Supplied data>
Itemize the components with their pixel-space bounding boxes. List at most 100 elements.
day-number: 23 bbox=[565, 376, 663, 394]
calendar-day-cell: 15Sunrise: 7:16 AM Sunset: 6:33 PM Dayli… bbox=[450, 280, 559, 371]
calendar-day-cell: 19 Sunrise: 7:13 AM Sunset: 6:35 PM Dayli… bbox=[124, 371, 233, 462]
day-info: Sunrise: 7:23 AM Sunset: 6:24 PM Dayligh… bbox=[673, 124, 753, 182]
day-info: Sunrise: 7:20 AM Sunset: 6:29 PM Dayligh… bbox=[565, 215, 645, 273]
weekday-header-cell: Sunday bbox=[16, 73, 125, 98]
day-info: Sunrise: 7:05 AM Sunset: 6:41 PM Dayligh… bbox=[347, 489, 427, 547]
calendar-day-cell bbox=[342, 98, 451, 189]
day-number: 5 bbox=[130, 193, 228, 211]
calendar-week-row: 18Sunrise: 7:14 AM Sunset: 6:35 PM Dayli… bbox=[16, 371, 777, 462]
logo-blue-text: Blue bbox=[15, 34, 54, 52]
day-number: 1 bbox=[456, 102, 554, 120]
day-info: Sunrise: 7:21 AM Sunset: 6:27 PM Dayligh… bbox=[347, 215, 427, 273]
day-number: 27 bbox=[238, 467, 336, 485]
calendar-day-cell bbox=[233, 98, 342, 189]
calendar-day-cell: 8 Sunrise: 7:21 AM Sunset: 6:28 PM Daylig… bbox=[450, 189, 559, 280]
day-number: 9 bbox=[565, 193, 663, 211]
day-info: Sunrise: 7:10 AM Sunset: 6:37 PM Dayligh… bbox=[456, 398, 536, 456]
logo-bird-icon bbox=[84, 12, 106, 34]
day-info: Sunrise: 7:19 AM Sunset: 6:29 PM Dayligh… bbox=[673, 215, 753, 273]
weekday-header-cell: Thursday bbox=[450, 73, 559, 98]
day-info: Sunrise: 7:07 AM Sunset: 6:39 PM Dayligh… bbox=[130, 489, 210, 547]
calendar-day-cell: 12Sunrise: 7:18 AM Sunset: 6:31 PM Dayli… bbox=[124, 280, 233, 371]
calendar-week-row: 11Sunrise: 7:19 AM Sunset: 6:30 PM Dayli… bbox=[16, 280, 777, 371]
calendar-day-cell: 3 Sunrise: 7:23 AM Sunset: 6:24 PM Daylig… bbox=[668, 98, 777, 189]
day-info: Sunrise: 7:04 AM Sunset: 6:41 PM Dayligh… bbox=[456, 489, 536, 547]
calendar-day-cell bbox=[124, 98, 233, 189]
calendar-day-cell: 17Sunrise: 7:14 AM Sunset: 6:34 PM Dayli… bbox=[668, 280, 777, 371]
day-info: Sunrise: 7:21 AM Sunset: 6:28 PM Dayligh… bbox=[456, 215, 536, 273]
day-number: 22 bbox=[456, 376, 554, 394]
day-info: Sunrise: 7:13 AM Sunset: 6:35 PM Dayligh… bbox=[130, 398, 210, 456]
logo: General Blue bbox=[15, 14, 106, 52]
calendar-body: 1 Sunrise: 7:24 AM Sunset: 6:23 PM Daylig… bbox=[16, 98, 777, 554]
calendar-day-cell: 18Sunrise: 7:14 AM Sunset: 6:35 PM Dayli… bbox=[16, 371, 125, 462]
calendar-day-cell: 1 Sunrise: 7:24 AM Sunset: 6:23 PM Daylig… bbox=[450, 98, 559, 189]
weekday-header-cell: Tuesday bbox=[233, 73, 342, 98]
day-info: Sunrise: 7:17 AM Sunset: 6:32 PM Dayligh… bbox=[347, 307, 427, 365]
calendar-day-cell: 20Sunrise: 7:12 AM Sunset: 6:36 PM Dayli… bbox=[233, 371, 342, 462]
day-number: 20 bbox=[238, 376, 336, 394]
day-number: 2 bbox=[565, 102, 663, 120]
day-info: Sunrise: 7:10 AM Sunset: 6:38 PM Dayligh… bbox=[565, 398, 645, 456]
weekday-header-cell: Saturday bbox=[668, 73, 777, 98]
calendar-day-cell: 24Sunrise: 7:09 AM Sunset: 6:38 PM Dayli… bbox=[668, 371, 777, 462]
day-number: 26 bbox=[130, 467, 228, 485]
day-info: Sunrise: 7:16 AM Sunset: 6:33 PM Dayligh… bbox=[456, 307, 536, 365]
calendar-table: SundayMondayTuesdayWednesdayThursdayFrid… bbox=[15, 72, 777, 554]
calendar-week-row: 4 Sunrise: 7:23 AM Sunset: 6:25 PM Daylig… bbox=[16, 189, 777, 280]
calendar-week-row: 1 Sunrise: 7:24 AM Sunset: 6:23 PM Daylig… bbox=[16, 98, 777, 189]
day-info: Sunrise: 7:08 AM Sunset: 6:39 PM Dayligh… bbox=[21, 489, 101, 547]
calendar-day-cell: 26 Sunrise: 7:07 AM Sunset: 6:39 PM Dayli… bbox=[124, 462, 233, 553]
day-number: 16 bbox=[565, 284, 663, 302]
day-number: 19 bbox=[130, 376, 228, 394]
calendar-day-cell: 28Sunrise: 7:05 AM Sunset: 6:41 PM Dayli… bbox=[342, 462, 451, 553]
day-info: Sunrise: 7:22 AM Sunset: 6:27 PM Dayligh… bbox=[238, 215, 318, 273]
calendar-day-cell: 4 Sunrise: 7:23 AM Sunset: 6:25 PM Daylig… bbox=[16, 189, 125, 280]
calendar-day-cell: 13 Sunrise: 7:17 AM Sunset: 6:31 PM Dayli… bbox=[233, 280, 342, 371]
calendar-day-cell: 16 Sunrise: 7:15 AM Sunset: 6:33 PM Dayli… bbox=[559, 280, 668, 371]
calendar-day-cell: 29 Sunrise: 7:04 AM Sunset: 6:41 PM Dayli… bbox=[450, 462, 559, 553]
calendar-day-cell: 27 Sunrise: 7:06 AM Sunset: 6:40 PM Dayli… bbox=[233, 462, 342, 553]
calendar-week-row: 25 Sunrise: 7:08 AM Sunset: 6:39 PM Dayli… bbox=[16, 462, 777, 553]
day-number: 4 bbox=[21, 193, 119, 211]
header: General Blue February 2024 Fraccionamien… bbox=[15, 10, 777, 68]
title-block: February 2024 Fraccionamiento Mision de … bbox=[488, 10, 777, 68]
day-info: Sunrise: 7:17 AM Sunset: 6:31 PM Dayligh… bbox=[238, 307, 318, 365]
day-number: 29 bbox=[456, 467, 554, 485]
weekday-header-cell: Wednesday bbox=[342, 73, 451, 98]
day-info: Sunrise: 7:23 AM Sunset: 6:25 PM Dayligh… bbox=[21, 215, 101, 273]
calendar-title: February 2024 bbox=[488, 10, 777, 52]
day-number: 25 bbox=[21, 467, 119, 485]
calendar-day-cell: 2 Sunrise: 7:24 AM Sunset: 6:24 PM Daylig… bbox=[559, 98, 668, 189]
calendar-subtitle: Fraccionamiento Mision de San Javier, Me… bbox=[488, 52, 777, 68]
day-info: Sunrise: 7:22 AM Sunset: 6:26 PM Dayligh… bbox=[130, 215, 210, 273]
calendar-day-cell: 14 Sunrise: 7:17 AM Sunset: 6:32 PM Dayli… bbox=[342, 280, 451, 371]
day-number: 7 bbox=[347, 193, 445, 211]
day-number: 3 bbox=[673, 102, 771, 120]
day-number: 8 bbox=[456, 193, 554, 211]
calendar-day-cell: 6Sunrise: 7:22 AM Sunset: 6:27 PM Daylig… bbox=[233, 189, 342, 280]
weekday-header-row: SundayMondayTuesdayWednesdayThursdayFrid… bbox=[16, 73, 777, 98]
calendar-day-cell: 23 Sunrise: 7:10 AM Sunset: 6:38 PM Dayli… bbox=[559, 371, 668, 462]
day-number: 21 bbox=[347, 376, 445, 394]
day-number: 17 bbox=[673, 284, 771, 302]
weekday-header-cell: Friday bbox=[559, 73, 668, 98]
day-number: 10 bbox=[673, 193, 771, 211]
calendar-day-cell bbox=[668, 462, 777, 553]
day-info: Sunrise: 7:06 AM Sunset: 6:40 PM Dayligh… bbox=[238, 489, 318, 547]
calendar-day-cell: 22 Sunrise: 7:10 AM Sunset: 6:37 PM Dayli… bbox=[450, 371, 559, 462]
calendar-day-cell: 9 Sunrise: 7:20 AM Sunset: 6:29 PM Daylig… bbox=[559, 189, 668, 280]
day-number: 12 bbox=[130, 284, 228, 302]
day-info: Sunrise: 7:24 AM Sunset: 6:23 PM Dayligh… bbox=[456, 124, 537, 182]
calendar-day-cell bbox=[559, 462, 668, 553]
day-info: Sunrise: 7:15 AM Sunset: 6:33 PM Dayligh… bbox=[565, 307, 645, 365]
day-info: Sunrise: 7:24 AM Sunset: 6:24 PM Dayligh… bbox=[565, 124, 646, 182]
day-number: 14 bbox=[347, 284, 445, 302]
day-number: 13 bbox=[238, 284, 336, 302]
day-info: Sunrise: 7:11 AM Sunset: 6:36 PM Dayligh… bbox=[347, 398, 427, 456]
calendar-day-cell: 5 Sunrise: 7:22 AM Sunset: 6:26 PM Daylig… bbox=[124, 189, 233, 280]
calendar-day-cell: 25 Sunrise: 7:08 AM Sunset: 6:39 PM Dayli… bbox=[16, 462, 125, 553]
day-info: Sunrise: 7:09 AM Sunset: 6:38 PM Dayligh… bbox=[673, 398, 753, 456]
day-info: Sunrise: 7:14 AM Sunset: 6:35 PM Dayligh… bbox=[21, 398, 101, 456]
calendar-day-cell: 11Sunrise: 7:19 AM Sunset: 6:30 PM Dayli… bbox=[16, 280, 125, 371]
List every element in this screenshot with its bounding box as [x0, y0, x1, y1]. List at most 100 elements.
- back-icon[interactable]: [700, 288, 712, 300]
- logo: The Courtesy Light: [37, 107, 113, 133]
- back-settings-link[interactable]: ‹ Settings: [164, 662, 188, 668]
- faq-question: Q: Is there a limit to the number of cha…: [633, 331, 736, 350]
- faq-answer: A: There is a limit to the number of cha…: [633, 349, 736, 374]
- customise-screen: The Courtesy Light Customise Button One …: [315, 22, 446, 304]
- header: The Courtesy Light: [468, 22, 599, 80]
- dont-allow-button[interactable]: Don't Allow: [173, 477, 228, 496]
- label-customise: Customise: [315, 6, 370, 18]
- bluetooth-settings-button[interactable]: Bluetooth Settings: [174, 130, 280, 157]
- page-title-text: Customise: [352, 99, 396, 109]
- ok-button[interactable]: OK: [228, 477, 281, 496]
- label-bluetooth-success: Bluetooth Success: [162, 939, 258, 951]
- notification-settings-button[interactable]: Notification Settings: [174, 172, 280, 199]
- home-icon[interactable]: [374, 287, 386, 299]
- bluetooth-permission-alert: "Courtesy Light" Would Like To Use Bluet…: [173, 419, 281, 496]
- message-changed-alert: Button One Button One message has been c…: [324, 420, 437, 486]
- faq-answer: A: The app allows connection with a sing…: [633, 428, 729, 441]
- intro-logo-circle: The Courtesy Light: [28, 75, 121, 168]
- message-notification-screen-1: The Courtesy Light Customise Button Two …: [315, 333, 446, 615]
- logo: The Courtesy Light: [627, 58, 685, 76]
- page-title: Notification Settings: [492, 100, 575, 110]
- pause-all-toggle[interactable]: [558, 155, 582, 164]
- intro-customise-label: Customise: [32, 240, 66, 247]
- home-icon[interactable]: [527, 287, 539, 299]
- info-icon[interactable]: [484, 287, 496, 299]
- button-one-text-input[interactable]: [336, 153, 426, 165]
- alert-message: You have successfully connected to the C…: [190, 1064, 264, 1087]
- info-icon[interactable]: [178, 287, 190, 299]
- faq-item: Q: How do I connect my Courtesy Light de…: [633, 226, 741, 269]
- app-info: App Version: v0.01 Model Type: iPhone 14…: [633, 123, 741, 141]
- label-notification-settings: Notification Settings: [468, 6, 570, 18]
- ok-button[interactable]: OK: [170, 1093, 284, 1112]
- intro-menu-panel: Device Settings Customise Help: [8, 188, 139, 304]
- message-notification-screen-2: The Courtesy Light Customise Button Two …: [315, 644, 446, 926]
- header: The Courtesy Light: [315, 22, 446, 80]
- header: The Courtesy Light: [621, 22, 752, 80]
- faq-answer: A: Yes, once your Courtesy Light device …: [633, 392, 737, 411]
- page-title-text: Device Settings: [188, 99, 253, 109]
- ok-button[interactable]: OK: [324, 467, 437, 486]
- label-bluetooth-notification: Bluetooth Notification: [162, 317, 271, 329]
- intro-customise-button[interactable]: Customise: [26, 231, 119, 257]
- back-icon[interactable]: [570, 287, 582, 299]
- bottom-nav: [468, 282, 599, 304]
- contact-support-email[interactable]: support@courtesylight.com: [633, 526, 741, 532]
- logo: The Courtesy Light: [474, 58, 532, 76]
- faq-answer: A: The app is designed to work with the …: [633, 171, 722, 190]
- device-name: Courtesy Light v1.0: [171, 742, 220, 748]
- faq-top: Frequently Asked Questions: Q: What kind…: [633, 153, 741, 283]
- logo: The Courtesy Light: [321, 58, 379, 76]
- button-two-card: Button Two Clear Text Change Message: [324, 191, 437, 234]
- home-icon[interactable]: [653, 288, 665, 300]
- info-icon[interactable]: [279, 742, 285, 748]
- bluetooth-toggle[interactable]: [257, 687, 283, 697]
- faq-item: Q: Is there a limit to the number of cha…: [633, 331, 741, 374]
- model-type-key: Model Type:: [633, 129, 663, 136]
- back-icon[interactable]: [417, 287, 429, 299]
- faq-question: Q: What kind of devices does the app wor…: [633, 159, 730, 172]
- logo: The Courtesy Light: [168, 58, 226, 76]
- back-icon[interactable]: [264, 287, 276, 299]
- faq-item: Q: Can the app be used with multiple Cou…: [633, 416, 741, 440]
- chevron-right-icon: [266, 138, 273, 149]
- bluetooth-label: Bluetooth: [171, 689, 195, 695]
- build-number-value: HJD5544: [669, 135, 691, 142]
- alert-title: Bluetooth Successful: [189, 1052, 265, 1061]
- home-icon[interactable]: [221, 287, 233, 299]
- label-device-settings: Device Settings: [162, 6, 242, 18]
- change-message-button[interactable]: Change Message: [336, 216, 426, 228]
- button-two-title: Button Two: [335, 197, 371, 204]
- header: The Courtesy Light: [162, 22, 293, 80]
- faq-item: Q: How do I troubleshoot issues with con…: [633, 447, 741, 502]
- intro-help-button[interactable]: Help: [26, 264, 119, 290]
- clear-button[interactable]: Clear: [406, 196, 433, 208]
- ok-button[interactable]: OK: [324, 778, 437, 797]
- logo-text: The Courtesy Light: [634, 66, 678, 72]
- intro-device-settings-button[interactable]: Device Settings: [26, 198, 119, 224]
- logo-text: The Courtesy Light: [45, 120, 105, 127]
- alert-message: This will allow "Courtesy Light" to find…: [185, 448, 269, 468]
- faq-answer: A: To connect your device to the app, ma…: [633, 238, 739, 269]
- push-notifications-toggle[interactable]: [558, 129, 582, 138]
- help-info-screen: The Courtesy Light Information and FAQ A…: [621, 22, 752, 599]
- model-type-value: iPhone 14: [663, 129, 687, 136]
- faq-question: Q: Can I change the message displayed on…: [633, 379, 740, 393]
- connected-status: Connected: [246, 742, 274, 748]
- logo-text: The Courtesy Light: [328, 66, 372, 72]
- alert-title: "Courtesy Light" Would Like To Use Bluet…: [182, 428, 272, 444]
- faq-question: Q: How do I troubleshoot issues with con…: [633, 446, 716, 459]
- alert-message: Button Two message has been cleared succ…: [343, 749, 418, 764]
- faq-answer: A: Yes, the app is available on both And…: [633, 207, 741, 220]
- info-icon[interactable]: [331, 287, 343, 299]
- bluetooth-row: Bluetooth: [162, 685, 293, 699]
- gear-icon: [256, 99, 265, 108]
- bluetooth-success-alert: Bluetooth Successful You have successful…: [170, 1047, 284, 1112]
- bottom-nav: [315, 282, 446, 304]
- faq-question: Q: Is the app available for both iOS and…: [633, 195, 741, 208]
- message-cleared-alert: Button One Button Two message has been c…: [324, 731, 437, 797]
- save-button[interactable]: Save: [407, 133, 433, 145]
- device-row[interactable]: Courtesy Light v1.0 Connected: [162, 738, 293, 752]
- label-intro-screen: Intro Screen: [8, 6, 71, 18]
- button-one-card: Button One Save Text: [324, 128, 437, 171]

Task to complete> Return every line of the listing above that contains the word "Save".

Task answer>
- save-button[interactable]: Save: [407, 133, 433, 145]
- button-one-card: Button One Save Text: [324, 128, 437, 171]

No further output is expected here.